> Trecho do texto:
========================
O relator da PEC Emergencial na Câmara, deputado Daniel Freitas (PSL-SC), disse nesta terça-feira (9) que seu parecer vai manter o conteúdo do texto aprovado no Senado na semana passada.
Nos bastidores, alguns deputados afirmaram que há uma discussão para retirar justamente os principais gatilhos fiscais previstos na PEC, deixando apenas o trecho que trata da retomada do pagamento do auxílio emergencial.
Nesse caso, portanto, seria promulgada apenas a parte que viabiliza o pagamento do benefício. Os demais pontos, que tratam de compensações para o aumento de gastos do governo com o auxílio, entre eles medidas para redução de custos da maquina pública, seriam transformados em uma nova PEC, que passaria a tramitar no Congresso pelo rito de praxe, passando pelas comissões antes de ser votada no plenário.
========================
> Dados para análise:
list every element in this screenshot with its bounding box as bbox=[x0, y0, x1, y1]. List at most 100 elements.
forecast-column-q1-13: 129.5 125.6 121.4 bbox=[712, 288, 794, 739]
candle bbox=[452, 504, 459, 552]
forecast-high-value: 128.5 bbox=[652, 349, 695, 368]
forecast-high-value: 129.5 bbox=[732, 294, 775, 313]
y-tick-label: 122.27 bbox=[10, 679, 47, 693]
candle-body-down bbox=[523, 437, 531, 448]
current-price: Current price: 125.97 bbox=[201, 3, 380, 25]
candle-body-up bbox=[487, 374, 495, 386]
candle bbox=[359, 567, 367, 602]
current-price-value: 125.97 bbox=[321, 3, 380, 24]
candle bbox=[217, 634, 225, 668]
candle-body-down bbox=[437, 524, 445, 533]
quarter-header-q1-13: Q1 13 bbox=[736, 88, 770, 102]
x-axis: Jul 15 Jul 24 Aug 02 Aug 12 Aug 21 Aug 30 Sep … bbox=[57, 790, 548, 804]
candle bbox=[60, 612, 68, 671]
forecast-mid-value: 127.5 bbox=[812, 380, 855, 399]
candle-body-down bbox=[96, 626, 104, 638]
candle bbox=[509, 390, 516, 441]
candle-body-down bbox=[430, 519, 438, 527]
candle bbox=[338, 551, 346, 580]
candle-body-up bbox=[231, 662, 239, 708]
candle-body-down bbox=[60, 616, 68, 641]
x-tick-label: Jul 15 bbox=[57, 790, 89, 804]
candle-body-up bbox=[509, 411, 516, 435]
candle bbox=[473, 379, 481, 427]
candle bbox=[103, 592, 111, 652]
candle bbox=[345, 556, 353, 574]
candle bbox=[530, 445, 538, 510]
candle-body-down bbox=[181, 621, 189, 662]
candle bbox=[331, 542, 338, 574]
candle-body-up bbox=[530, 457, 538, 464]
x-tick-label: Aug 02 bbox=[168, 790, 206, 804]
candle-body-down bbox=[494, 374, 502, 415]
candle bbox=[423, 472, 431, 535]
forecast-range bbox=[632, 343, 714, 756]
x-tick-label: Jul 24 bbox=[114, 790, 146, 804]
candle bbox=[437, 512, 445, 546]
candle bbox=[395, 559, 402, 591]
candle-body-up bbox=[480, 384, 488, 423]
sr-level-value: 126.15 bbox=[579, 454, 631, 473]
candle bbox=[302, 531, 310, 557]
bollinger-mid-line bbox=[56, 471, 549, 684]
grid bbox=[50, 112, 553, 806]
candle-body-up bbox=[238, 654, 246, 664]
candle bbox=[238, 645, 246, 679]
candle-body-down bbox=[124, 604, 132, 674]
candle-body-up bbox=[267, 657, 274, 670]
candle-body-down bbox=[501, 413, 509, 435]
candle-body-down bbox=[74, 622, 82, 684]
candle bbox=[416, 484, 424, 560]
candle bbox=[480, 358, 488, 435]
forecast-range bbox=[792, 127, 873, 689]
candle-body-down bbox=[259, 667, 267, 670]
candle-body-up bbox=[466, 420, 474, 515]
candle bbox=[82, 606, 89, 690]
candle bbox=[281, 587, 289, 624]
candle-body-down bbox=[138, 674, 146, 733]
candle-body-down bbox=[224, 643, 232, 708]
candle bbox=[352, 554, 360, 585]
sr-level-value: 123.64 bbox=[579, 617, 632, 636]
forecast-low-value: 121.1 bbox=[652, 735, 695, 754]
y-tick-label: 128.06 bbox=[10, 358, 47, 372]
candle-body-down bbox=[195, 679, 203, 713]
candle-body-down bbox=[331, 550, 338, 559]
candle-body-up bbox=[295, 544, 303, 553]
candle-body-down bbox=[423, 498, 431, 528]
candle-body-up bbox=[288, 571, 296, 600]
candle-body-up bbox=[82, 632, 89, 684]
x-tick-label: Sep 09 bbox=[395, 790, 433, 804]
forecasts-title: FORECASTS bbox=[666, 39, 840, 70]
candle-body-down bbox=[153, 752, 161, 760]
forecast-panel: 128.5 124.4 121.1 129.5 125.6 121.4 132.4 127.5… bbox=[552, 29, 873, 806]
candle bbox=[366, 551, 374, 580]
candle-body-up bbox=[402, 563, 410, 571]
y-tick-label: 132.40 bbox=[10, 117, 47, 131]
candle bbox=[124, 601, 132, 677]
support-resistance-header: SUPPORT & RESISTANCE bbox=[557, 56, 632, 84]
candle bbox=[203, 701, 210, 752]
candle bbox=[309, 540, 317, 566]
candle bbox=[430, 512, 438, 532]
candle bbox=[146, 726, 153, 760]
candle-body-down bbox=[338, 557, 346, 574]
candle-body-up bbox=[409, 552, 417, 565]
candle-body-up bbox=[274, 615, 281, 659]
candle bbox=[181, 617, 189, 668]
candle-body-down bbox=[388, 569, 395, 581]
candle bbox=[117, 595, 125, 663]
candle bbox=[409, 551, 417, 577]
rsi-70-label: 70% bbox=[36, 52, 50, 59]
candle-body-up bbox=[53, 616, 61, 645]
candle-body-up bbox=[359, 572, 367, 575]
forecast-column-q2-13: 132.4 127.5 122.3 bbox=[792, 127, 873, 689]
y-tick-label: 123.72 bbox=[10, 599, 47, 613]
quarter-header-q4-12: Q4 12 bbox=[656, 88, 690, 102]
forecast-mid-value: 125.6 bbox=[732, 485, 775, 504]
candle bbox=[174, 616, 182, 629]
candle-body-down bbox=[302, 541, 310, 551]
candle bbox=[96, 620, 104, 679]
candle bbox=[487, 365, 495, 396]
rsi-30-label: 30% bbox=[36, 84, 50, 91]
========================
> Lista de tarefas:
[A] Reproduza, por favor, o trecho da notícia sobre a PEC Emergencial que começa em "O relator da" e termina em "do auxílio emergencial.".
[B] Segundo a notícia sobre a PEC Emergencial, quem é o relator da proposta na Câmara?
Os dados não são necessários.

> Respostas por tarefa:
[A]
O relator da PEC Emergencial na Câmara, deputado Daniel Freitas (PSL-SC), disse nesta terça-feira (9) que seu parecer vai manter o conteúdo do texto aprovado no Senado na semana passada.
Nos bastidores, alguns deputados afirmaram que há uma discussão para retirar justamente os principais gatilhos fiscais previstos na PEC, deixando apenas o trecho que trata da retomada do pagamento do auxílio emergencial.

[B] O deputado Daniel Freitas (PSL-SC).